Problem statement:
Exactly reproduce the entries, dropping any pictures from your copy.

### Dataset records

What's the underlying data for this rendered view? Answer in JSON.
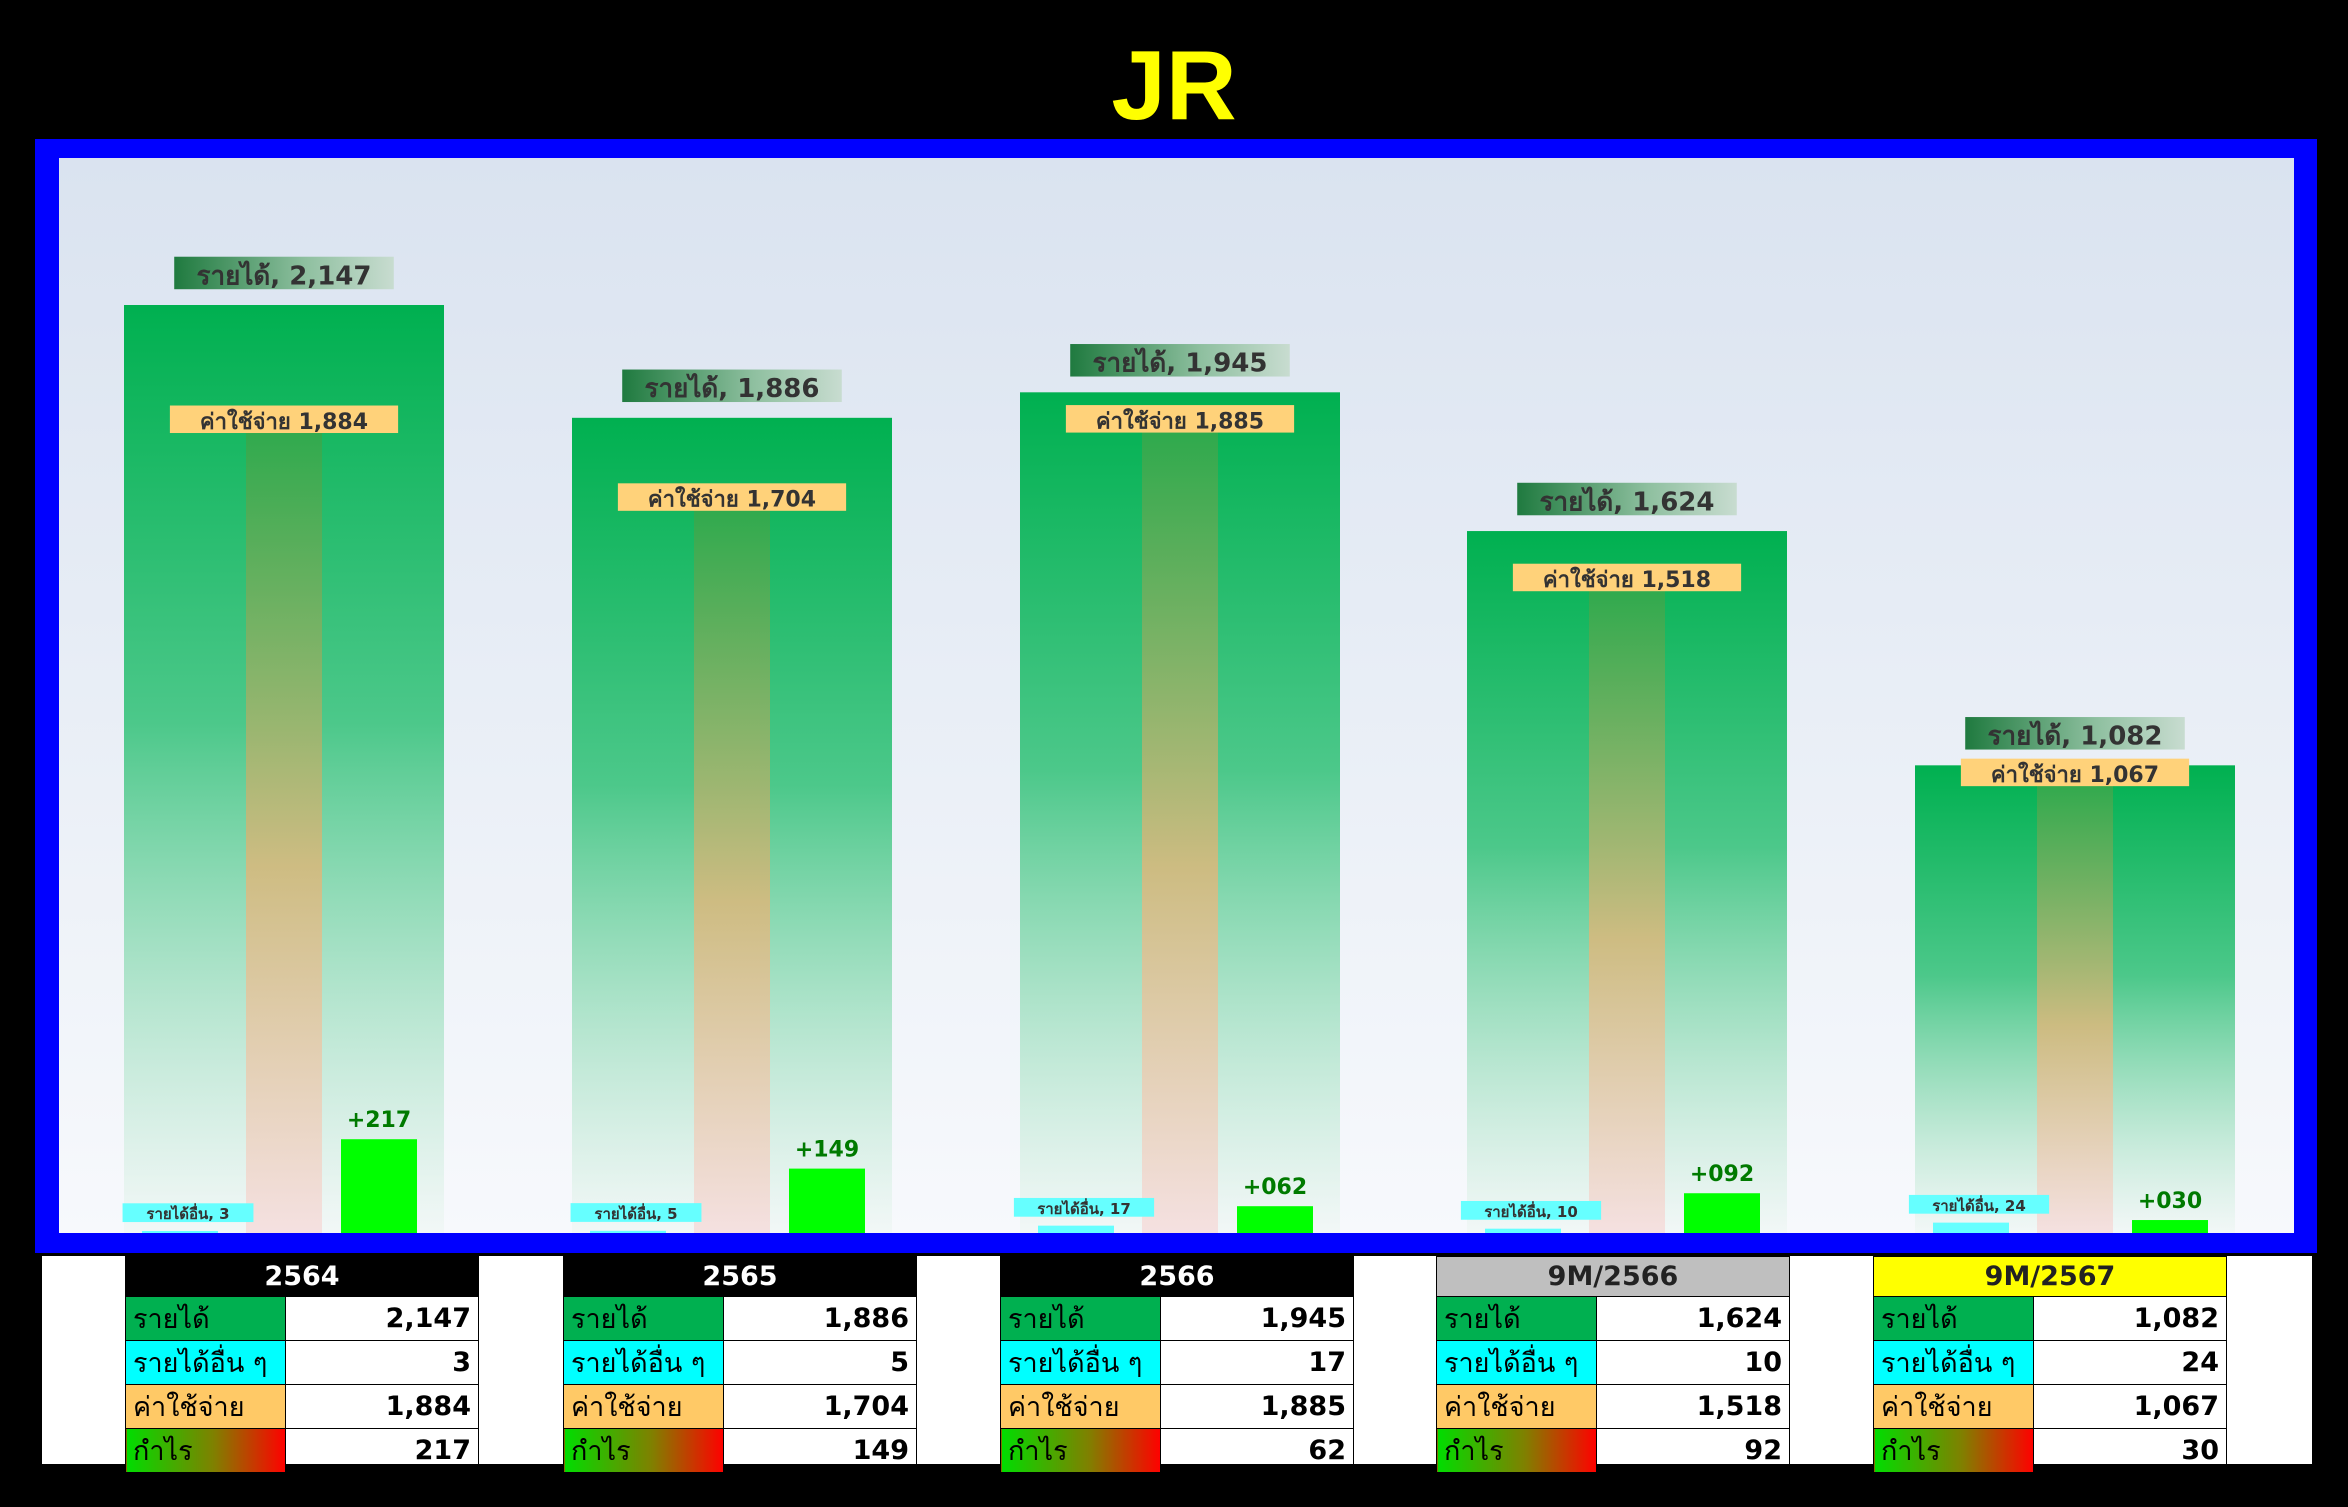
{
  "title": "JR",
  "chart_data": {
    "type": "bar",
    "categories": [
      "2564",
      "2565",
      "2566",
      "9M/2566",
      "9M/2567"
    ],
    "series": [
      {
        "name": "รายได้",
        "values": [
          2147,
          1886,
          1945,
          1624,
          1082
        ],
        "color": "#00b050",
        "labels": [
          "รายได้, 2,147",
          "รายได้, 1,886",
          "รายได้, 1,945",
          "รายได้, 1,624",
          "รายได้, 1,082"
        ]
      },
      {
        "name": "ค่าใช้จ่าย",
        "values": [
          1884,
          1704,
          1885,
          1518,
          1067
        ],
        "color": "#ffc000",
        "labels": [
          "ค่าใช้จ่าย 1,884",
          "ค่าใช้จ่าย 1,704",
          "ค่าใช้จ่าย 1,885",
          "ค่าใช้จ่าย 1,518",
          "ค่าใช้จ่าย 1,067"
        ]
      },
      {
        "name": "รายได้อื่น",
        "values": [
          3,
          5,
          17,
          10,
          24
        ],
        "color": "#66ffff",
        "labels": [
          "รายได้อื่น, 3",
          "รายได้อื่น, 5",
          "รายได้อื่น, 17",
          "รายได้อื่น, 10",
          "รายได้อื่น, 24"
        ]
      },
      {
        "name": "กำไร",
        "values": [
          217,
          149,
          62,
          92,
          30
        ],
        "color": "#00ff00",
        "labels": [
          "+217",
          "+149",
          "+062",
          "+092",
          "+030"
        ]
      }
    ],
    "ylim": [
      0,
      2400
    ],
    "grid": false,
    "legend": "none"
  },
  "tables": [
    {
      "header": "2564",
      "header_bg": "#000000",
      "header_color": "#ffffff",
      "rows": [
        {
          "label": "รายได้",
          "value": "2,147"
        },
        {
          "label": "รายได้อื่น ๆ",
          "value": "3"
        },
        {
          "label": "ค่าใช้จ่าย",
          "value": "1,884"
        },
        {
          "label": "กำไร",
          "value": "217"
        }
      ]
    },
    {
      "header": "2565",
      "header_bg": "#000000",
      "header_color": "#ffffff",
      "rows": [
        {
          "label": "รายได้",
          "value": "1,886"
        },
        {
          "label": "รายได้อื่น ๆ",
          "value": "5"
        },
        {
          "label": "ค่าใช้จ่าย",
          "value": "1,704"
        },
        {
          "label": "กำไร",
          "value": "149"
        }
      ]
    },
    {
      "header": "2566",
      "header_bg": "#000000",
      "header_color": "#ffffff",
      "rows": [
        {
          "label": "รายได้",
          "value": "1,945"
        },
        {
          "label": "รายได้อื่น ๆ",
          "value": "17"
        },
        {
          "label": "ค่าใช้จ่าย",
          "value": "1,885"
        },
        {
          "label": "กำไร",
          "value": "62"
        }
      ]
    },
    {
      "header": "9M/2566",
      "header_bg": "#bfbfbf",
      "header_color": "#222222",
      "rows": [
        {
          "label": "รายได้",
          "value": "1,624"
        },
        {
          "label": "รายได้อื่น ๆ",
          "value": "10"
        },
        {
          "label": "ค่าใช้จ่าย",
          "value": "1,518"
        },
        {
          "label": "กำไร",
          "value": "92"
        }
      ]
    },
    {
      "header": "9M/2567",
      "header_bg": "#ffff00",
      "header_color": "#222222",
      "rows": [
        {
          "label": "รายได้",
          "value": "1,082"
        },
        {
          "label": "รายได้อื่น ๆ",
          "value": "24"
        },
        {
          "label": "ค่าใช้จ่าย",
          "value": "1,067"
        },
        {
          "label": "กำไร",
          "value": "30"
        }
      ]
    }
  ]
}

######

Answer for this exercise:
What's the underlying data for this rendered view? Answer in JSON.
{
  "title": "JR",
  "chart_data": {
    "type": "bar",
    "categories": [
      "2564",
      "2565",
      "2566",
      "9M/2566",
      "9M/2567"
    ],
    "series": [
      {
        "name": "รายได้",
        "values": [
          2147,
          1886,
          1945,
          1624,
          1082
        ],
        "color": "#00b050",
        "labels": [
          "รายได้, 2,147",
          "รายได้, 1,886",
          "รายได้, 1,945",
          "รายได้, 1,624",
          "รายได้, 1,082"
        ]
      },
      {
        "name": "ค่าใช้จ่าย",
        "values": [
          1884,
          1704,
          1885,
          1518,
          1067
        ],
        "color": "#ffc000",
        "labels": [
          "ค่าใช้จ่าย 1,884",
          "ค่าใช้จ่าย 1,704",
          "ค่าใช้จ่าย 1,885",
          "ค่าใช้จ่าย 1,518",
          "ค่าใช้จ่าย 1,067"
        ]
      },
      {
        "name": "รายได้อื่น",
        "values": [
          3,
          5,
          17,
          10,
          24
        ],
        "color": "#66ffff",
        "labels": [
          "รายได้อื่น, 3",
          "รายได้อื่น, 5",
          "รายได้อื่น, 17",
          "รายได้อื่น, 10",
          "รายได้อื่น, 24"
        ]
      },
      {
        "name": "กำไร",
        "values": [
          217,
          149,
          62,
          92,
          30
        ],
        "color": "#00ff00",
        "labels": [
          "+217",
          "+149",
          "+062",
          "+092",
          "+030"
        ]
      }
    ],
    "ylim": [
      0,
      2400
    ],
    "grid": false,
    "legend": "none"
  },
  "tables": [
    {
      "header": "2564",
      "header_bg": "#000000",
      "header_color": "#ffffff",
      "rows": [
        {
          "label": "รายได้",
          "value": "2,147"
        },
        {
          "label": "รายได้อื่น ๆ",
          "value": "3"
        },
        {
          "label": "ค่าใช้จ่าย",
          "value": "1,884"
        },
        {
          "label": "กำไร",
          "value": "217"
        }
      ]
    },
    {
      "header": "2565",
      "header_bg": "#000000",
      "header_color": "#ffffff",
      "rows": [
        {
          "label": "รายได้",
          "value": "1,886"
        },
        {
          "label": "รายได้อื่น ๆ",
          "value": "5"
        },
        {
          "label": "ค่าใช้จ่าย",
          "value": "1,704"
        },
        {
          "label": "กำไร",
          "value": "149"
        }
      ]
    },
    {
      "header": "2566",
      "header_bg": "#000000",
      "header_color": "#ffffff",
      "rows": [
        {
          "label": "รายได้",
          "value": "1,945"
        },
        {
          "label": "รายได้อื่น ๆ",
          "value": "17"
        },
        {
          "label": "ค่าใช้จ่าย",
          "value": "1,885"
        },
        {
          "label": "กำไร",
          "value": "62"
        }
      ]
    },
    {
      "header": "9M/2566",
      "header_bg": "#bfbfbf",
      "header_color": "#222222",
      "rows": [
        {
          "label": "รายได้",
          "value": "1,624"
        },
        {
          "label": "รายได้อื่น ๆ",
          "value": "10"
        },
        {
          "label": "ค่าใช้จ่าย",
          "value": "1,518"
        },
        {
          "label": "กำไร",
          "value": "92"
        }
      ]
    },
    {
      "header": "9M/2567",
      "header_bg": "#ffff00",
      "header_color": "#222222",
      "rows": [
        {
          "label": "รายได้",
          "value": "1,082"
        },
        {
          "label": "รายได้อื่น ๆ",
          "value": "24"
        },
        {
          "label": "ค่าใช้จ่าย",
          "value": "1,067"
        },
        {
          "label": "กำไร",
          "value": "30"
        }
      ]
    }
  ]
}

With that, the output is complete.